→ **Task statement**:
From the entries that follow, list every line in which the string "title" appears.

Extracts from a graphics dataset:
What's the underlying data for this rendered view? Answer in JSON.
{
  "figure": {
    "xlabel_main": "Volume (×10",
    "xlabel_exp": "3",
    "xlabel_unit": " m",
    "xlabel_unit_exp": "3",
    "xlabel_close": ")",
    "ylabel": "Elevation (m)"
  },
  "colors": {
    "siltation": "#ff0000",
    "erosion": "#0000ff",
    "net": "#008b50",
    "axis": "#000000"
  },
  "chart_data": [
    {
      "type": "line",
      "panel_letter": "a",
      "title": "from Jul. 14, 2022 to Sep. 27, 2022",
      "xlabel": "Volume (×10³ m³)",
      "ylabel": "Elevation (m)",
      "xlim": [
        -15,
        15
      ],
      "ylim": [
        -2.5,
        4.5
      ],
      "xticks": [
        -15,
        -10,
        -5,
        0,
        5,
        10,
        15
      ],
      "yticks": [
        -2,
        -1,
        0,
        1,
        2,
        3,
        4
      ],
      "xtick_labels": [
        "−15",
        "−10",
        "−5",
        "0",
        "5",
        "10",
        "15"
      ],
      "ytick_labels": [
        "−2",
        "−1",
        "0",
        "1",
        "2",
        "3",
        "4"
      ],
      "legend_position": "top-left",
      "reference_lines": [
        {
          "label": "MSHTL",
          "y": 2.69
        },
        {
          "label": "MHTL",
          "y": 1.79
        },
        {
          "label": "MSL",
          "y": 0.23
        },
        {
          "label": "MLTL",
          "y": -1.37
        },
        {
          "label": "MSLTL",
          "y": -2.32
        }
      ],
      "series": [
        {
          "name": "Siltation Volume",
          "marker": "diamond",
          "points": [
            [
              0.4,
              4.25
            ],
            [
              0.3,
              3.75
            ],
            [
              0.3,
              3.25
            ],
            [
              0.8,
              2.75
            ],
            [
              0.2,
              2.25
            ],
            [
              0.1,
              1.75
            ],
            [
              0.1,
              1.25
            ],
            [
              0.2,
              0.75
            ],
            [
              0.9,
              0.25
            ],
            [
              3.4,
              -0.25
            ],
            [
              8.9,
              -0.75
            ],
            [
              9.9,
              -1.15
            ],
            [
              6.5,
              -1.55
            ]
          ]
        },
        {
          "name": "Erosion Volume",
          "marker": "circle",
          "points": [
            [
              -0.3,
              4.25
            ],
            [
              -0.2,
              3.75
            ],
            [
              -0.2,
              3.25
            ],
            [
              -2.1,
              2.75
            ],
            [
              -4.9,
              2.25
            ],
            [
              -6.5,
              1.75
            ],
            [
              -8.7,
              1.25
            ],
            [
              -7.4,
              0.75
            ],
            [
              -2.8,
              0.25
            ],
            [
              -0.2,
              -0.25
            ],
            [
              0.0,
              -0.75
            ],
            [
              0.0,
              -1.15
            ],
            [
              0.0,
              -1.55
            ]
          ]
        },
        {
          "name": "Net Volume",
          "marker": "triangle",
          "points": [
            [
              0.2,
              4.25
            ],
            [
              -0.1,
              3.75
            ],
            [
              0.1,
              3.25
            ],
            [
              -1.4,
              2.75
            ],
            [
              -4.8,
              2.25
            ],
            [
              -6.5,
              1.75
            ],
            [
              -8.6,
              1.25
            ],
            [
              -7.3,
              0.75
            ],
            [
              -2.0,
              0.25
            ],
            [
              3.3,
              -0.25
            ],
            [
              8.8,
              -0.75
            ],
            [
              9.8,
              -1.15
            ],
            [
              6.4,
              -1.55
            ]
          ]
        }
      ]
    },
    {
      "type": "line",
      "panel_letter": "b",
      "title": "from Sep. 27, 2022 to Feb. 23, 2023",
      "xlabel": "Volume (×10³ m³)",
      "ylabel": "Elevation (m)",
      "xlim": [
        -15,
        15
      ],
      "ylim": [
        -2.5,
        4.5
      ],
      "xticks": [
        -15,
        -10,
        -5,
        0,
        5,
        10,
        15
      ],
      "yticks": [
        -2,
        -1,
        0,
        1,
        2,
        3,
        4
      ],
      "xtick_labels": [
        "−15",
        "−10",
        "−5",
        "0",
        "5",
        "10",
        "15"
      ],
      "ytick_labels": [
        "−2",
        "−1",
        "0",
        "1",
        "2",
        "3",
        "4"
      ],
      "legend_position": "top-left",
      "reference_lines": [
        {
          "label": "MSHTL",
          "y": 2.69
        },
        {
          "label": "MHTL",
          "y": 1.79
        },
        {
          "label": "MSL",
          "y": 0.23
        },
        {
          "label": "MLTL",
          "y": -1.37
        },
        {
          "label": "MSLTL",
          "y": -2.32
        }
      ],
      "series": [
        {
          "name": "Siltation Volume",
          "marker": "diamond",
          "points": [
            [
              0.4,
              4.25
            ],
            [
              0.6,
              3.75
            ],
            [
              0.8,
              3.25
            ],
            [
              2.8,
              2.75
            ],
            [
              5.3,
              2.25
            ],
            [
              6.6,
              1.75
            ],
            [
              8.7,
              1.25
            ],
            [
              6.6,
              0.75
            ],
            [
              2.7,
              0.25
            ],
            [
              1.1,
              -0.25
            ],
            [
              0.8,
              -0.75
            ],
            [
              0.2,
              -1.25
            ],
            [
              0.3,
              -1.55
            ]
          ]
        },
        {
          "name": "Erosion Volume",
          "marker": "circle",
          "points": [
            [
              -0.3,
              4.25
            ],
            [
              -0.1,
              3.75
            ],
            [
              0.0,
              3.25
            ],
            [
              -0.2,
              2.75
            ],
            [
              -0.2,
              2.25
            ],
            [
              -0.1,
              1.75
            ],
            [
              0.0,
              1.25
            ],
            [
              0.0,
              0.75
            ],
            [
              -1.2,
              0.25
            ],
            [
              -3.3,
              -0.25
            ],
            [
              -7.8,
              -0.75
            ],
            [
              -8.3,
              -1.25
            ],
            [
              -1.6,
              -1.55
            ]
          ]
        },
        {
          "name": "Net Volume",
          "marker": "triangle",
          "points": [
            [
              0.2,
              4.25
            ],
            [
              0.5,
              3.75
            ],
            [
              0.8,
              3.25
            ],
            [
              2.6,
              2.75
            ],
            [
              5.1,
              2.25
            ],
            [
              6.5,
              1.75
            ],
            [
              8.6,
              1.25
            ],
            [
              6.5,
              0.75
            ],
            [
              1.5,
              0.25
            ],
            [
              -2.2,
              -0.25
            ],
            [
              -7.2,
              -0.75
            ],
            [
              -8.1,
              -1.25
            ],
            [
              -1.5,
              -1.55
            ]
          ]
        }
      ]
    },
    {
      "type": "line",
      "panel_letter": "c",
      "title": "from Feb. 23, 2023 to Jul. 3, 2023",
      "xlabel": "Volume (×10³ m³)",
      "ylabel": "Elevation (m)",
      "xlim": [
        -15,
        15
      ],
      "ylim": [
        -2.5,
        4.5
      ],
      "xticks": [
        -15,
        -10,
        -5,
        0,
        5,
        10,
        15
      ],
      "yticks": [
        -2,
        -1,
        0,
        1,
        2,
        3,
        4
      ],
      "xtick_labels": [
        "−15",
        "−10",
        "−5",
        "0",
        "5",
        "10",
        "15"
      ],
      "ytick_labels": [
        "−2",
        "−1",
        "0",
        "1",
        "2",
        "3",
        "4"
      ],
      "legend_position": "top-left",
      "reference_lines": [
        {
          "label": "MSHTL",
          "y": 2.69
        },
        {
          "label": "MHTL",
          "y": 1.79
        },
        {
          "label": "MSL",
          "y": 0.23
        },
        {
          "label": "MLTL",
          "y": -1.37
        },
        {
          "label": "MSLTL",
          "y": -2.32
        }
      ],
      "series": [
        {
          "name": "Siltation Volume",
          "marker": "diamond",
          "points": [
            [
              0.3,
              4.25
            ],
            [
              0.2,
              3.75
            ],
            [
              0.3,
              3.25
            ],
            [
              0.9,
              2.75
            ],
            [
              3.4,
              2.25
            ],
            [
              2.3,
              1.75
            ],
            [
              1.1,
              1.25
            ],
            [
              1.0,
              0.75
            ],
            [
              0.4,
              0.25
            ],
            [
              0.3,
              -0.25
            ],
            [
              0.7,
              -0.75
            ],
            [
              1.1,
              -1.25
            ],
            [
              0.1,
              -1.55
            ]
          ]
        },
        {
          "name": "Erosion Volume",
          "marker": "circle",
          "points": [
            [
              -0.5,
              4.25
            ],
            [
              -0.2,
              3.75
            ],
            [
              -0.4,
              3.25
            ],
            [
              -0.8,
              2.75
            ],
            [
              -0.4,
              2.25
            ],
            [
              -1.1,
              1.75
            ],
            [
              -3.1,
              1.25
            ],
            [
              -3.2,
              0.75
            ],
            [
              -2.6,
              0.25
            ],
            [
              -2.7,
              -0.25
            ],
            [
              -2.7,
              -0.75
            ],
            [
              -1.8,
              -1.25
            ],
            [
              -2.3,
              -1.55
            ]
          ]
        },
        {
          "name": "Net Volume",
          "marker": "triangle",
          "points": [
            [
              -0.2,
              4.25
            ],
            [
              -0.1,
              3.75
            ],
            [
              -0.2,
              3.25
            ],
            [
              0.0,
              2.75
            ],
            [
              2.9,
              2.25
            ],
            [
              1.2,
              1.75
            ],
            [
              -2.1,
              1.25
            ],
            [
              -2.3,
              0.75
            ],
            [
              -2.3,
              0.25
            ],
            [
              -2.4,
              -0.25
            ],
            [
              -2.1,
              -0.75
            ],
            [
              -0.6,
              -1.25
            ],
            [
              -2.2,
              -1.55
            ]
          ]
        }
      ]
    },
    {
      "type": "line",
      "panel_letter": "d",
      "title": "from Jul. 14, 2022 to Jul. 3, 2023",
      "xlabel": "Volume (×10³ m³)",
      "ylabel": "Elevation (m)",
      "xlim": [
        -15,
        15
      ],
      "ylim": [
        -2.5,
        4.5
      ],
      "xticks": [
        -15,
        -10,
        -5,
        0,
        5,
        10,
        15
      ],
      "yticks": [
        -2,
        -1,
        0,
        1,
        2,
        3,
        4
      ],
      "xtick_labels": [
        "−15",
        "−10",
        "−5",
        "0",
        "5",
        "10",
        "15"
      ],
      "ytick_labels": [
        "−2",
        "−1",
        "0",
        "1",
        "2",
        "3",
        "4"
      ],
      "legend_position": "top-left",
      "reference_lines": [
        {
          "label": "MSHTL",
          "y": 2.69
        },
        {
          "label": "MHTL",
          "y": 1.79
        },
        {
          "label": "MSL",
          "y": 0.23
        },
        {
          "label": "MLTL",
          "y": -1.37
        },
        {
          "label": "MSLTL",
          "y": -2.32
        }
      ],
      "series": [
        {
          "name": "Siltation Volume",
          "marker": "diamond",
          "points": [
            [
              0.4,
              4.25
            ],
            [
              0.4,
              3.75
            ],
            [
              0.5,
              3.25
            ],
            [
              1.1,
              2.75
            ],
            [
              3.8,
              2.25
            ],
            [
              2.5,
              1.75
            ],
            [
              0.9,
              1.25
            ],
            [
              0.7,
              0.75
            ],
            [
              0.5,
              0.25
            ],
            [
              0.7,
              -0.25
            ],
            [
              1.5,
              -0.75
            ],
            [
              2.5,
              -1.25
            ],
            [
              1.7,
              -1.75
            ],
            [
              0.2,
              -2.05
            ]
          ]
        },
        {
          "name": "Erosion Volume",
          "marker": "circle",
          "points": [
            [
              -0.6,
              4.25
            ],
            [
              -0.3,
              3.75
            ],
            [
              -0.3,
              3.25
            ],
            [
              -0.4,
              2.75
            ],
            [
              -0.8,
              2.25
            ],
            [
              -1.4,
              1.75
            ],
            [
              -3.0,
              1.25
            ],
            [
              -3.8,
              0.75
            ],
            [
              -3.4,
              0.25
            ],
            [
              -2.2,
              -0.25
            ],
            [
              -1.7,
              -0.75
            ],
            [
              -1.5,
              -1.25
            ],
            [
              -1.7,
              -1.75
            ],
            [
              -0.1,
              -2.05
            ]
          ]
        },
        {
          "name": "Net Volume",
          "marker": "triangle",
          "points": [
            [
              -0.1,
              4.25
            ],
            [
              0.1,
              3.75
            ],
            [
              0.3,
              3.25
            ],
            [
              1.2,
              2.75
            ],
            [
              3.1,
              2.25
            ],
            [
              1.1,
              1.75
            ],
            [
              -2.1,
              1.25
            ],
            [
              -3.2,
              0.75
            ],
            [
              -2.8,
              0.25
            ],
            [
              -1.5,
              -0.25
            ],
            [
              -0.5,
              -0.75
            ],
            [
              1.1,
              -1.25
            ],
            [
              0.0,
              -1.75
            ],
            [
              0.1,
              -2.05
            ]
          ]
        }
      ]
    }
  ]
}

→ **Finished task**:
      "title": "from Jul. 14, 2022 to Sep. 27, 2022",
      "title": "from Sep. 27, 2022 to Feb. 23, 2023",
      "title": "from Feb. 23, 2023 to Jul. 3, 2023",
      "title": "from Jul. 14, 2022 to Jul. 3, 2023",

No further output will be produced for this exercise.